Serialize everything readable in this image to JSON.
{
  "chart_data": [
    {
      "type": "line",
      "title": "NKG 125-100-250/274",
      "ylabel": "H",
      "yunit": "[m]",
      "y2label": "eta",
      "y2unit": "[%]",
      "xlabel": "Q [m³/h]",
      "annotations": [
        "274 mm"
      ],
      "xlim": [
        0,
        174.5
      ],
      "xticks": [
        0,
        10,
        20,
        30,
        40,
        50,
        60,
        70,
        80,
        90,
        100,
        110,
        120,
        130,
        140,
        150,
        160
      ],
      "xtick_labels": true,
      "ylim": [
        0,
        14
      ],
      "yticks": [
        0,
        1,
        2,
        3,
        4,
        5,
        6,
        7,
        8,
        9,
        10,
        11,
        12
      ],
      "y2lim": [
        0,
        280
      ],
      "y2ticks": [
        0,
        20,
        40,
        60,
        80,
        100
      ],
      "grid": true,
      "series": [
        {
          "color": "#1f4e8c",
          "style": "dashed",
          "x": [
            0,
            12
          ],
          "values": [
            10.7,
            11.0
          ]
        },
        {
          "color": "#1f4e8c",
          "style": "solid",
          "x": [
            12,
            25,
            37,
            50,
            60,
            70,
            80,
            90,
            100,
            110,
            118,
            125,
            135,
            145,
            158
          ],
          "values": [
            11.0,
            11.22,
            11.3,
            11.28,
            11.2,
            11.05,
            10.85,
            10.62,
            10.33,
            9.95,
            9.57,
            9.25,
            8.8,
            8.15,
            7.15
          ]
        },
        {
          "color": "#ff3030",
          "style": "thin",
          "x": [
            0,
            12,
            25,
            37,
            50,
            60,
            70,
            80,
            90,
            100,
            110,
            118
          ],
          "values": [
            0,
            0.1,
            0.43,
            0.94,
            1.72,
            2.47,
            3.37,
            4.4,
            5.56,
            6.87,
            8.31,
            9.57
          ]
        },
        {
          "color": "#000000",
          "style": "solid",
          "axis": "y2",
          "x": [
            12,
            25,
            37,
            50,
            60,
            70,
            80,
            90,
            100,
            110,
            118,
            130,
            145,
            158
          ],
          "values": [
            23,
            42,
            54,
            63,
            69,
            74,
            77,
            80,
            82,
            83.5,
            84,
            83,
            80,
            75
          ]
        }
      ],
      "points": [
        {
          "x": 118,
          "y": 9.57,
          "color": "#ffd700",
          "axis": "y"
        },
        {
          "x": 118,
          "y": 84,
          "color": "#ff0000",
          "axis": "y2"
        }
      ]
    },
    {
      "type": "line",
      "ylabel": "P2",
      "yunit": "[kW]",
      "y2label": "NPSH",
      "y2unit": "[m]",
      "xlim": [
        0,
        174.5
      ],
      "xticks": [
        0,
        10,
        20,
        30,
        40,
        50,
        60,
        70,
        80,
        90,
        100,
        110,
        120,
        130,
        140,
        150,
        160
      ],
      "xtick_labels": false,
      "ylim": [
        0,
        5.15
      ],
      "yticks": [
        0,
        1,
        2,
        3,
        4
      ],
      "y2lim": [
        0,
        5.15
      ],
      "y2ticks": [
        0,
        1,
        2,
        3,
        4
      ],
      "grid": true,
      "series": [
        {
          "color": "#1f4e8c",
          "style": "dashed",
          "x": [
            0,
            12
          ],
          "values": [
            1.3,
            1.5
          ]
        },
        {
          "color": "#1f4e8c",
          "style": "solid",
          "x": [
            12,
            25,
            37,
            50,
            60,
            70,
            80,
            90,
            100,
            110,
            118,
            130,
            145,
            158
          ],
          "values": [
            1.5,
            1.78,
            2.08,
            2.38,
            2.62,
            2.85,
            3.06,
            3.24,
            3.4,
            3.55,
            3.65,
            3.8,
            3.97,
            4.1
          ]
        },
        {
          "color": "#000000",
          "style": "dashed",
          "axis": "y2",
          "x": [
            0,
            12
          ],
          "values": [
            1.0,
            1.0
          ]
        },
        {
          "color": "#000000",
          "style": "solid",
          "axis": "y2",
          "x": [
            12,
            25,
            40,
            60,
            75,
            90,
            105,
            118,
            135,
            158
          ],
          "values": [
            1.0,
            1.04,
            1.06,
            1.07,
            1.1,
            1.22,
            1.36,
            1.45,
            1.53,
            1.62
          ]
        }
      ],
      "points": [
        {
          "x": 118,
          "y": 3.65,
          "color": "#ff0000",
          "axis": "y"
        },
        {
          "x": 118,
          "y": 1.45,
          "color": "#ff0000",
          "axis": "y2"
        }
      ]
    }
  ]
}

## Problem requirements
Take the lines above and retype all of them exactly.

## Output of the task
Serialize everything readable in this image to JSON.
{
  "chart_data": [
    {
      "type": "line",
      "title": "NKG 125-100-250/274",
      "ylabel": "H",
      "yunit": "[m]",
      "y2label": "eta",
      "y2unit": "[%]",
      "xlabel": "Q [m³/h]",
      "annotations": [
        "274 mm"
      ],
      "xlim": [
        0,
        174.5
      ],
      "xticks": [
        0,
        10,
        20,
        30,
        40,
        50,
        60,
        70,
        80,
        90,
        100,
        110,
        120,
        130,
        140,
        150,
        160
      ],
      "xtick_labels": true,
      "ylim": [
        0,
        14
      ],
      "yticks": [
        0,
        1,
        2,
        3,
        4,
        5,
        6,
        7,
        8,
        9,
        10,
        11,
        12
      ],
      "y2lim": [
        0,
        280
      ],
      "y2ticks": [
        0,
        20,
        40,
        60,
        80,
        100
      ],
      "grid": true,
      "series": [
        {
          "color": "#1f4e8c",
          "style": "dashed",
          "x": [
            0,
            12
          ],
          "values": [
            10.7,
            11.0
          ]
        },
        {
          "color": "#1f4e8c",
          "style": "solid",
          "x": [
            12,
            25,
            37,
            50,
            60,
            70,
            80,
            90,
            100,
            110,
            118,
            125,
            135,
            145,
            158
          ],
          "values": [
            11.0,
            11.22,
            11.3,
            11.28,
            11.2,
            11.05,
            10.85,
            10.62,
            10.33,
            9.95,
            9.57,
            9.25,
            8.8,
            8.15,
            7.15
          ]
        },
        {
          "color": "#ff3030",
          "style": "thin",
          "x": [
            0,
            12,
            25,
            37,
            50,
            60,
            70,
            80,
            90,
            100,
            110,
            118
          ],
          "values": [
            0,
            0.1,
            0.43,
            0.94,
            1.72,
            2.47,
            3.37,
            4.4,
            5.56,
            6.87,
            8.31,
            9.57
          ]
        },
        {
          "color": "#000000",
          "style": "solid",
          "axis": "y2",
          "x": [
            12,
            25,
            37,
            50,
            60,
            70,
            80,
            90,
            100,
            110,
            118,
            130,
            145,
            158
          ],
          "values": [
            23,
            42,
            54,
            63,
            69,
            74,
            77,
            80,
            82,
            83.5,
            84,
            83,
            80,
            75
          ]
        }
      ],
      "points": [
        {
          "x": 118,
          "y": 9.57,
          "color": "#ffd700",
          "axis": "y"
        },
        {
          "x": 118,
          "y": 84,
          "color": "#ff0000",
          "axis": "y2"
        }
      ]
    },
    {
      "type": "line",
      "ylabel": "P2",
      "yunit": "[kW]",
      "y2label": "NPSH",
      "y2unit": "[m]",
      "xlim": [
        0,
        174.5
      ],
      "xticks": [
        0,
        10,
        20,
        30,
        40,
        50,
        60,
        70,
        80,
        90,
        100,
        110,
        120,
        130,
        140,
        150,
        160
      ],
      "xtick_labels": false,
      "ylim": [
        0,
        5.15
      ],
      "yticks": [
        0,
        1,
        2,
        3,
        4
      ],
      "y2lim": [
        0,
        5.15
      ],
      "y2ticks": [
        0,
        1,
        2,
        3,
        4
      ],
      "grid": true,
      "series": [
        {
          "color": "#1f4e8c",
          "style": "dashed",
          "x": [
            0,
            12
          ],
          "values": [
            1.3,
            1.5
          ]
        },
        {
          "color": "#1f4e8c",
          "style": "solid",
          "x": [
            12,
            25,
            37,
            50,
            60,
            70,
            80,
            90,
            100,
            110,
            118,
            130,
            145,
            158
          ],
          "values": [
            1.5,
            1.78,
            2.08,
            2.38,
            2.62,
            2.85,
            3.06,
            3.24,
            3.4,
            3.55,
            3.65,
            3.8,
            3.97,
            4.1
          ]
        },
        {
          "color": "#000000",
          "style": "dashed",
          "axis": "y2",
          "x": [
            0,
            12
          ],
          "values": [
            1.0,
            1.0
          ]
        },
        {
          "color": "#000000",
          "style": "solid",
          "axis": "y2",
          "x": [
            12,
            25,
            40,
            60,
            75,
            90,
            105,
            118,
            135,
            158
          ],
          "values": [
            1.0,
            1.04,
            1.06,
            1.07,
            1.1,
            1.22,
            1.36,
            1.45,
            1.53,
            1.62
          ]
        }
      ],
      "points": [
        {
          "x": 118,
          "y": 3.65,
          "color": "#ff0000",
          "axis": "y"
        },
        {
          "x": 118,
          "y": 1.45,
          "color": "#ff0000",
          "axis": "y2"
        }
      ]
    }
  ]
}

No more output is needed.